══ Input data ══

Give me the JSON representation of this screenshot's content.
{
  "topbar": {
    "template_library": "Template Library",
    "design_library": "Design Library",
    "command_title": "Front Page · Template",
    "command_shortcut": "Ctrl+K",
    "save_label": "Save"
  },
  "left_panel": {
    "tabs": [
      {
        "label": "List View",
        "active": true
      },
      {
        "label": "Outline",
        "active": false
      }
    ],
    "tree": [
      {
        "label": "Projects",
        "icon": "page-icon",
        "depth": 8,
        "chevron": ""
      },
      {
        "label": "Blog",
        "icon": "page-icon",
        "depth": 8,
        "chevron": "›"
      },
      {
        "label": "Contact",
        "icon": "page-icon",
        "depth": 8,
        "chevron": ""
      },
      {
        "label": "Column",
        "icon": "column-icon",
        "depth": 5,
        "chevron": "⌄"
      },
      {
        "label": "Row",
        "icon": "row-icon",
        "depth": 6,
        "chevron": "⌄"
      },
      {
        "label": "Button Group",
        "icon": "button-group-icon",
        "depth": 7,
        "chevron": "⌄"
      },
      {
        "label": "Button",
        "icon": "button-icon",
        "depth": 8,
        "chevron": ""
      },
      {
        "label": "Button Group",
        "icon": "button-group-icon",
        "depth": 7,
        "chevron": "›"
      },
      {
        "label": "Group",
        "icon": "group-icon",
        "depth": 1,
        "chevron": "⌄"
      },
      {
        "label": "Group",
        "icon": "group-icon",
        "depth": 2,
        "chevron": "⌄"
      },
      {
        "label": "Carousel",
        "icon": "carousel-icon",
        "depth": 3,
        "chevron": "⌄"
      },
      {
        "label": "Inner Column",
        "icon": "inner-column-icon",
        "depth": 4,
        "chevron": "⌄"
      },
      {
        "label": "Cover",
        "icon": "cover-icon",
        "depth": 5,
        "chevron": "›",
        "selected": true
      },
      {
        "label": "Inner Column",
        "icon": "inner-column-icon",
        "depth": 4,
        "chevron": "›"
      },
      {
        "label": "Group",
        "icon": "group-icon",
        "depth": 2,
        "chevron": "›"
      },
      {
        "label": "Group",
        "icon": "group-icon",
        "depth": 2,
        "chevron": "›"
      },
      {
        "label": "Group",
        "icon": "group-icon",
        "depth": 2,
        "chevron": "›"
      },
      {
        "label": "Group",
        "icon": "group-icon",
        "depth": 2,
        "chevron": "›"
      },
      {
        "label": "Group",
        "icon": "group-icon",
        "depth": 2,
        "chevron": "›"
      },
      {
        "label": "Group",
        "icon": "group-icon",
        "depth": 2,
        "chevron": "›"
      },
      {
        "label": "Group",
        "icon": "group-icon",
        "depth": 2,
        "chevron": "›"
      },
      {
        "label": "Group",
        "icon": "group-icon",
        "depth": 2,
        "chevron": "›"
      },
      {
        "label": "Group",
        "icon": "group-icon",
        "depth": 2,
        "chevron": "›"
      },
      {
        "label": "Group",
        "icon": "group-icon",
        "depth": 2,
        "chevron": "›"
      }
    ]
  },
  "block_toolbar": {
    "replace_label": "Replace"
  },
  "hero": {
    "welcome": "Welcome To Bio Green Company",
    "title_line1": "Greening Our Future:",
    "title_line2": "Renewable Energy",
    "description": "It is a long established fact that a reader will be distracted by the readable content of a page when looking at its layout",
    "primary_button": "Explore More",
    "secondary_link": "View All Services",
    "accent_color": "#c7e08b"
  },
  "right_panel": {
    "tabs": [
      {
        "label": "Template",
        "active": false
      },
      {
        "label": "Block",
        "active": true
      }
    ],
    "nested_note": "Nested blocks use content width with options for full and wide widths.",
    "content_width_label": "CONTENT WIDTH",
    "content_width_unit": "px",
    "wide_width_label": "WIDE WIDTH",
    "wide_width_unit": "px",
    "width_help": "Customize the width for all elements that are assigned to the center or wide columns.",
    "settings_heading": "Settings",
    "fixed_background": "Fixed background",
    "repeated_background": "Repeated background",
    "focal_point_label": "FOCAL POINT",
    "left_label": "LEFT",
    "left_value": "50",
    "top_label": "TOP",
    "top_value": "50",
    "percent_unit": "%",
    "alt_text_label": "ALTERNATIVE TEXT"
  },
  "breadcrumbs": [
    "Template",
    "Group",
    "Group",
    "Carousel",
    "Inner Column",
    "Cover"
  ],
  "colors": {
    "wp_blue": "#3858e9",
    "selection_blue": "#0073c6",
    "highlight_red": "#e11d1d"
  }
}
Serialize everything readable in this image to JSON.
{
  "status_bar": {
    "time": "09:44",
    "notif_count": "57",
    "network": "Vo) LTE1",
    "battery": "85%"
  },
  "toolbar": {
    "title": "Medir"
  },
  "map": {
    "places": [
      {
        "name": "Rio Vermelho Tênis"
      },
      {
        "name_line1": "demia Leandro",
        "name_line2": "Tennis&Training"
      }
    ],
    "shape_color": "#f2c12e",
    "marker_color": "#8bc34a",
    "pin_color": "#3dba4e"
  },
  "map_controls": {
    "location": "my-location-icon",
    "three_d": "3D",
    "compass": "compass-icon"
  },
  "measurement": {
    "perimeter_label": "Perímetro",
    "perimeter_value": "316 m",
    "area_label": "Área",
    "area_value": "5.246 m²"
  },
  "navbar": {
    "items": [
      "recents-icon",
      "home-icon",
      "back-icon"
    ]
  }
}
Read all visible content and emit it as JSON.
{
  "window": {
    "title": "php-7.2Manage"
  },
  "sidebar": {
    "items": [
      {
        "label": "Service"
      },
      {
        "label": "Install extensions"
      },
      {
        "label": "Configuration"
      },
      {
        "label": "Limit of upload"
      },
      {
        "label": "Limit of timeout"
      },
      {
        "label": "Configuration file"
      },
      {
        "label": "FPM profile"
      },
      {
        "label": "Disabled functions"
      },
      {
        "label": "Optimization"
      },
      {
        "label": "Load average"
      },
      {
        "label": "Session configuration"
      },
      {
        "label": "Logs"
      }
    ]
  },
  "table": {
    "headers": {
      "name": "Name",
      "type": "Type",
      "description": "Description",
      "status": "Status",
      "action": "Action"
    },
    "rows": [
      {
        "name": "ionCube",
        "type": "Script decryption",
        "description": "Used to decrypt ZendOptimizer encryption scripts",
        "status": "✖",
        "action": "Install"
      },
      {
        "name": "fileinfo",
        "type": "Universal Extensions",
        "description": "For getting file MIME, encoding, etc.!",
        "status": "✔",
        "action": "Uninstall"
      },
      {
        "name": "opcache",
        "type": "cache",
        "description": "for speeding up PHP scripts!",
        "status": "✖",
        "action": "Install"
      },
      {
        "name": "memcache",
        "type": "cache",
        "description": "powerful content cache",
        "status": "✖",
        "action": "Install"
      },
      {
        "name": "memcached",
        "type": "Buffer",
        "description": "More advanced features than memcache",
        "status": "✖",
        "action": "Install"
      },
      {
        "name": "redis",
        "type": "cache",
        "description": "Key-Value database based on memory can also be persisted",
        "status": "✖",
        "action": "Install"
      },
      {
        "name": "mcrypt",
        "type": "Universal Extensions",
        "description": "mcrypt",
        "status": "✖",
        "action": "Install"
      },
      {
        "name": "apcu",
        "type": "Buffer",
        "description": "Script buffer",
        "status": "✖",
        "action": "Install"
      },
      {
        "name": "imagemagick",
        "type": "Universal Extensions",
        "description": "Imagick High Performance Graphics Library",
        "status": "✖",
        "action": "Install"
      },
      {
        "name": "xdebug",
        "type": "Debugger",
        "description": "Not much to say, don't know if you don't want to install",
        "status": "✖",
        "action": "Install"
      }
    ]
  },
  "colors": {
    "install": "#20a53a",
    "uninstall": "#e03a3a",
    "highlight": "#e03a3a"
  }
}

═══

## Exercise aim
Extract every record and return it verbatim.

## Task output
Give me the JSON representation of this screenshot's content.
{
  "topbar": {
    "template_library": "Template Library",
    "design_library": "Design Library",
    "command_title": "Front Page · Template",
    "command_shortcut": "Ctrl+K",
    "save_label": "Save"
  },
  "left_panel": {
    "tabs": [
      {
        "label": "List View",
        "active": true
      },
      {
        "label": "Outline",
        "active": false
      }
    ],
    "tree": [
      {
        "label": "Projects",
        "icon": "page-icon",
        "depth": 8,
        "chevron": ""
      },
      {
        "label": "Blog",
        "icon": "page-icon",
        "depth": 8,
        "chevron": "›"
      },
      {
        "label": "Contact",
        "icon": "page-icon",
        "depth": 8,
        "chevron": ""
      },
      {
        "label": "Column",
        "icon": "column-icon",
        "depth": 5,
        "chevron": "⌄"
      },
      {
        "label": "Row",
        "icon": "row-icon",
        "depth": 6,
        "chevron": "⌄"
      },
      {
        "label": "Button Group",
        "icon": "button-group-icon",
        "depth": 7,
        "chevron": "⌄"
      },
      {
        "label": "Button",
        "icon": "button-icon",
        "depth": 8,
        "chevron": ""
      },
      {
        "label": "Button Group",
        "icon": "button-group-icon",
        "depth": 7,
        "chevron": "›"
      },
      {
        "label": "Group",
        "icon": "group-icon",
        "depth": 1,
        "chevron": "⌄"
      },
      {
        "label": "Group",
        "icon": "group-icon",
        "depth": 2,
        "chevron": "⌄"
      },
      {
        "label": "Carousel",
        "icon": "carousel-icon",
        "depth": 3,
        "chevron": "⌄"
      },
      {
        "label": "Inner Column",
        "icon": "inner-column-icon",
        "depth": 4,
        "chevron": "⌄"
      },
      {
        "label": "Cover",
        "icon": "cover-icon",
        "depth": 5,
        "chevron": "›",
        "selected": true
      },
      {
        "label": "Inner Column",
        "icon": "inner-column-icon",
        "depth": 4,
        "chevron": "›"
      },
      {
        "label": "Group",
        "icon": "group-icon",
        "depth": 2,
        "chevron": "›"
      },
      {
        "label": "Group",
        "icon": "group-icon",
        "depth": 2,
        "chevron": "›"
      },
      {
        "label": "Group",
        "icon": "group-icon",
        "depth": 2,
        "chevron": "›"
      },
      {
        "label": "Group",
        "icon": "group-icon",
        "depth": 2,
        "chevron": "›"
      },
      {
        "label": "Group",
        "icon": "group-icon",
        "depth": 2,
        "chevron": "›"
      },
      {
        "label": "Group",
        "icon": "group-icon",
        "depth": 2,
        "chevron": "›"
      },
      {
        "label": "Group",
        "icon": "group-icon",
        "depth": 2,
        "chevron": "›"
      },
      {
        "label": "Group",
        "icon": "group-icon",
        "depth": 2,
        "chevron": "›"
      },
      {
        "label": "Group",
        "icon": "group-icon",
        "depth": 2,
        "chevron": "›"
      },
      {
        "label": "Group",
        "icon": "group-icon",
        "depth": 2,
        "chevron": "›"
      }
    ]
  },
  "block_toolbar": {
    "replace_label": "Replace"
  },
  "hero": {
    "welcome": "Welcome To Bio Green Company",
    "title_line1": "Greening Our Future:",
    "title_line2": "Renewable Energy",
    "description": "It is a long established fact that a reader will be distracted by the readable content of a page when looking at its layout",
    "primary_button": "Explore More",
    "secondary_link": "View All Services",
    "accent_color": "#c7e08b"
  },
  "right_panel": {
    "tabs": [
      {
        "label": "Template",
        "active": false
      },
      {
        "label": "Block",
        "active": true
      }
    ],
    "nested_note": "Nested blocks use content width with options for full and wide widths.",
    "content_width_label": "CONTENT WIDTH",
    "content_width_unit": "px",
    "wide_width_label": "WIDE WIDTH",
    "wide_width_unit": "px",
    "width_help": "Customize the width for all elements that are assigned to the center or wide columns.",
    "settings_heading": "Settings",
    "fixed_background": "Fixed background",
    "repeated_background": "Repeated background",
    "focal_point_label": "FOCAL POINT",
    "left_label": "LEFT",
    "left_value": "50",
    "top_label": "TOP",
    "top_value": "50",
    "percent_unit": "%",
    "alt_text_label": "ALTERNATIVE TEXT"
  },
  "breadcrumbs": [
    "Template",
    "Group",
    "Group",
    "Carousel",
    "Inner Column",
    "Cover"
  ],
  "colors": {
    "wp_blue": "#3858e9",
    "selection_blue": "#0073c6",
    "highlight_red": "#e11d1d"
  }
}
Serialize everything readable in this image to JSON.
{
  "status_bar": {
    "time": "09:44",
    "notif_count": "57",
    "network": "Vo) LTE1",
    "battery": "85%"
  },
  "toolbar": {
    "title": "Medir"
  },
  "map": {
    "places": [
      {
        "name": "Rio Vermelho Tênis"
      },
      {
        "name_line1": "demia Leandro",
        "name_line2": "Tennis&Training"
      }
    ],
    "shape_color": "#f2c12e",
    "marker_color": "#8bc34a",
    "pin_color": "#3dba4e"
  },
  "map_controls": {
    "location": "my-location-icon",
    "three_d": "3D",
    "compass": "compass-icon"
  },
  "measurement": {
    "perimeter_label": "Perímetro",
    "perimeter_value": "316 m",
    "area_label": "Área",
    "area_value": "5.246 m²"
  },
  "navbar": {
    "items": [
      "recents-icon",
      "home-icon",
      "back-icon"
    ]
  }
}
Read all visible content and emit it as JSON.
{
  "window": {
    "title": "php-7.2Manage"
  },
  "sidebar": {
    "items": [
      {
        "label": "Service"
      },
      {
        "label": "Install extensions"
      },
      {
        "label": "Configuration"
      },
      {
        "label": "Limit of upload"
      },
      {
        "label": "Limit of timeout"
      },
      {
        "label": "Configuration file"
      },
      {
        "label": "FPM profile"
      },
      {
        "label": "Disabled functions"
      },
      {
        "label": "Optimization"
      },
      {
        "label": "Load average"
      },
      {
        "label": "Session configuration"
      },
      {
        "label": "Logs"
      }
    ]
  },
  "table": {
    "headers": {
      "name": "Name",
      "type": "Type",
      "description": "Description",
      "status": "Status",
      "action": "Action"
    },
    "rows": [
      {
        "name": "ionCube",
        "type": "Script decryption",
        "description": "Used to decrypt ZendOptimizer encryption scripts",
        "status": "✖",
        "action": "Install"
      },
      {
        "name": "fileinfo",
        "type": "Universal Extensions",
        "description": "For getting file MIME, encoding, etc.!",
        "status": "✔",
        "action": "Uninstall"
      },
      {
        "name": "opcache",
        "type": "cache",
        "description": "for speeding up PHP scripts!",
        "status": "✖",
        "action": "Install"
      },
      {
        "name": "memcache",
        "type": "cache",
        "description": "powerful content cache",
        "status": "✖",
        "action": "Install"
      },
      {
        "name": "memcached",
        "type": "Buffer",
        "description": "More advanced features than memcache",
        "status": "✖",
        "action": "Install"
      },
      {
        "name": "redis",
        "type": "cache",
        "description": "Key-Value database based on memory can also be persisted",
        "status": "✖",
        "action": "Install"
      },
      {
        "name": "mcrypt",
        "type": "Universal Extensions",
        "description": "mcrypt",
        "status": "✖",
        "action": "Install"
      },
      {
        "name": "apcu",
        "type": "Buffer",
        "description": "Script buffer",
        "status": "✖",
        "action": "Install"
      },
      {
        "name": "imagemagick",
        "type": "Universal Extensions",
        "description": "Imagick High Performance Graphics Library",
        "status": "✖",
        "action": "Install"
      },
      {
        "name": "xdebug",
        "type": "Debugger",
        "description": "Not much to say, don't know if you don't want to install",
        "status": "✖",
        "action": "Install"
      }
    ]
  },
  "colors": {
    "install": "#20a53a",
    "uninstall": "#e03a3a",
    "highlight": "#e03a3a"
  }
}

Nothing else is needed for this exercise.